**Goal of the exercise:**
Images do not belong in the copy. Retype all the entries below exactly.

(Stored entries)

_____

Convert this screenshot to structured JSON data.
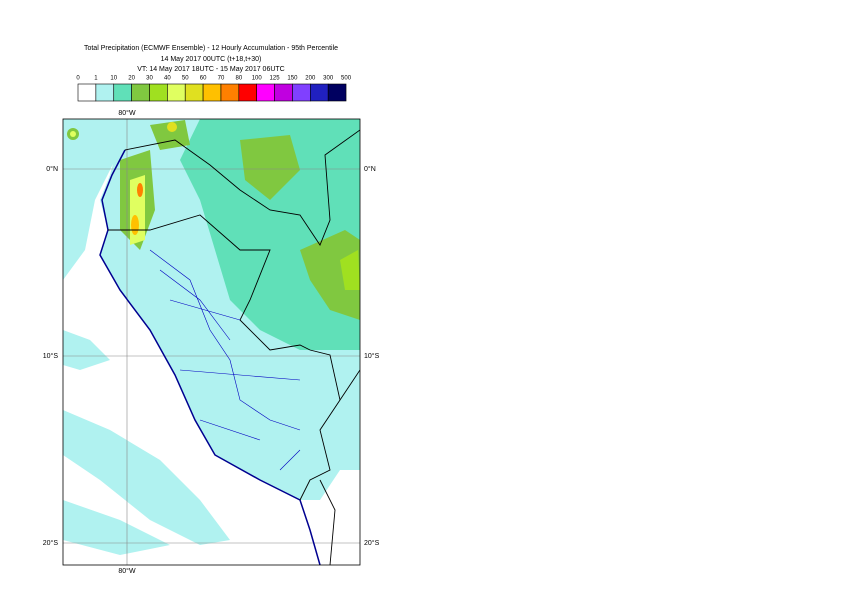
{
  "title": {
    "line1": "Total Precipitation (ECMWF Ensemble) - 12 Hourly Accumulation - 95th Percentile",
    "line2": "14 May 2017 00UTC (t+18,t+30)",
    "line3": "VT: 14 May 2017 18UTC - 15 May 2017 06UTC"
  },
  "legend": {
    "labels": [
      "0",
      "1",
      "10",
      "20",
      "30",
      "40",
      "50",
      "60",
      "70",
      "80",
      "100",
      "125",
      "150",
      "200",
      "300",
      "500"
    ],
    "colors": [
      "#ffffff",
      "#b0f2f0",
      "#60e0b8",
      "#80c840",
      "#a0e020",
      "#e0ff60",
      "#e0e020",
      "#ffc000",
      "#ff8000",
      "#ff0000",
      "#ff00ff",
      "#c000e0",
      "#8040ff",
      "#2020c0",
      "#000060"
    ]
  },
  "map": {
    "lon_labels": [
      "80°W"
    ],
    "lat_labels": [
      "0°N",
      "10°S",
      "20°S"
    ]
  }
}
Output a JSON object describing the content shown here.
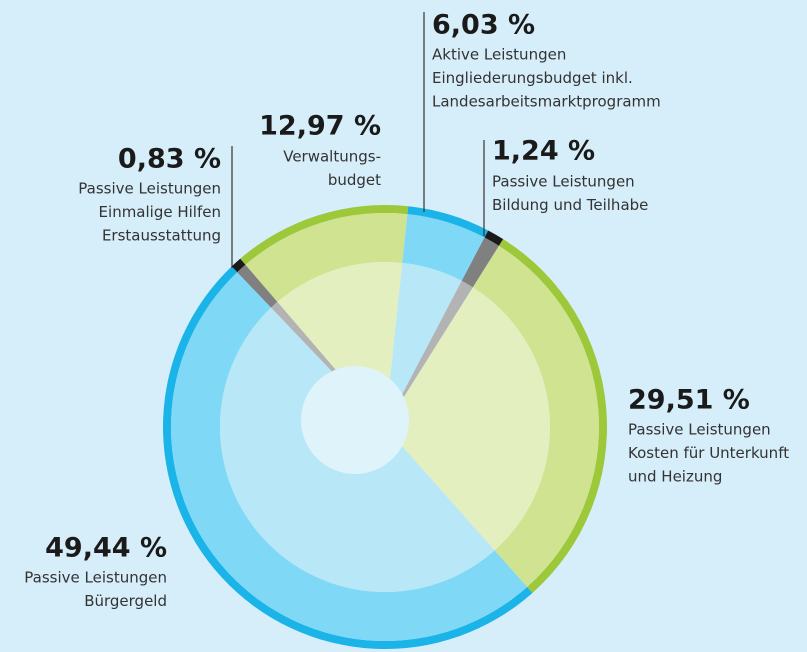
{
  "chart_data": {
    "type": "pie",
    "categories": [
      [
        "Aktive Leistungen",
        "Eingliederungsbudget inkl.",
        "Landesarbeitsmarktprogramm"
      ],
      [
        "Passive Leistungen",
        "Bildung und Teilhabe"
      ],
      [
        "Passive Leistungen",
        "Kosten für Unterkunft",
        "und Heizung"
      ],
      [
        "Passive Leistungen",
        "Bürgergeld"
      ],
      [
        "Passive Leistungen",
        "Einmalige Hilfen",
        "Erstausstattung"
      ],
      [
        "Verwaltungs-",
        "budget"
      ]
    ],
    "values": [
      6.03,
      1.24,
      29.51,
      49.44,
      0.83,
      12.97
    ],
    "value_labels": [
      "6,03 %",
      "1,24 %",
      "29,51 %",
      "49,44 %",
      "0,83 %",
      "12,97 %"
    ],
    "colors": [
      [
        "#1ab4e8",
        "#7fd8f5",
        "#b8e8f8"
      ],
      [
        "#1a1a1a",
        "#808080",
        "#b3b3b3"
      ],
      [
        "#9cc83a",
        "#cfe390",
        "#e3efbe"
      ],
      [
        "#1ab4e8",
        "#7fd8f5",
        "#b8e8f8"
      ],
      [
        "#1a1a1a",
        "#808080",
        "#b3b3b3"
      ],
      [
        "#9cc83a",
        "#cfe390",
        "#e3efbe"
      ]
    ]
  }
}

_____

**Task result:**
Convert this screenshot to structured JSON data.
{
  "title": {
    "line1": "Total Precipitation (ECMWF Ensemble) - 12 Hourly Accumulation - 95th Percentile",
    "line2": "14 May 2017 00UTC (t+18,t+30)",
    "line3": "VT: 14 May 2017 18UTC - 15 May 2017 06UTC"
  },
  "legend": {
    "labels": [
      "0",
      "1",
      "10",
      "20",
      "30",
      "40",
      "50",
      "60",
      "70",
      "80",
      "100",
      "125",
      "150",
      "200",
      "300",
      "500"
    ],
    "colors": [
      "#ffffff",
      "#b0f2f0",
      "#60e0b8",
      "#80c840",
      "#a0e020",
      "#e0ff60",
      "#e0e020",
      "#ffc000",
      "#ff8000",
      "#ff0000",
      "#ff00ff",
      "#c000e0",
      "#8040ff",
      "#2020c0",
      "#000060"
    ]
  },
  "map": {
    "lon_labels": [
      "80°W"
    ],
    "lat_labels": [
      "0°N",
      "10°S",
      "20°S"
    ]
  }
}
Output a JSON object describing the content shown here.
{
  "chart_data": {
    "type": "pie",
    "categories": [
      [
        "Aktive Leistungen",
        "Eingliederungsbudget inkl.",
        "Landesarbeitsmarktprogramm"
      ],
      [
        "Passive Leistungen",
        "Bildung und Teilhabe"
      ],
      [
        "Passive Leistungen",
        "Kosten für Unterkunft",
        "und Heizung"
      ],
      [
        "Passive Leistungen",
        "Bürgergeld"
      ],
      [
        "Passive Leistungen",
        "Einmalige Hilfen",
        "Erstausstattung"
      ],
      [
        "Verwaltungs-",
        "budget"
      ]
    ],
    "values": [
      6.03,
      1.24,
      29.51,
      49.44,
      0.83,
      12.97
    ],
    "value_labels": [
      "6,03 %",
      "1,24 %",
      "29,51 %",
      "49,44 %",
      "0,83 %",
      "12,97 %"
    ],
    "colors": [
      [
        "#1ab4e8",
        "#7fd8f5",
        "#b8e8f8"
      ],
      [
        "#1a1a1a",
        "#808080",
        "#b3b3b3"
      ],
      [
        "#9cc83a",
        "#cfe390",
        "#e3efbe"
      ],
      [
        "#1ab4e8",
        "#7fd8f5",
        "#b8e8f8"
      ],
      [
        "#1a1a1a",
        "#808080",
        "#b3b3b3"
      ],
      [
        "#9cc83a",
        "#cfe390",
        "#e3efbe"
      ]
    ]
  }
}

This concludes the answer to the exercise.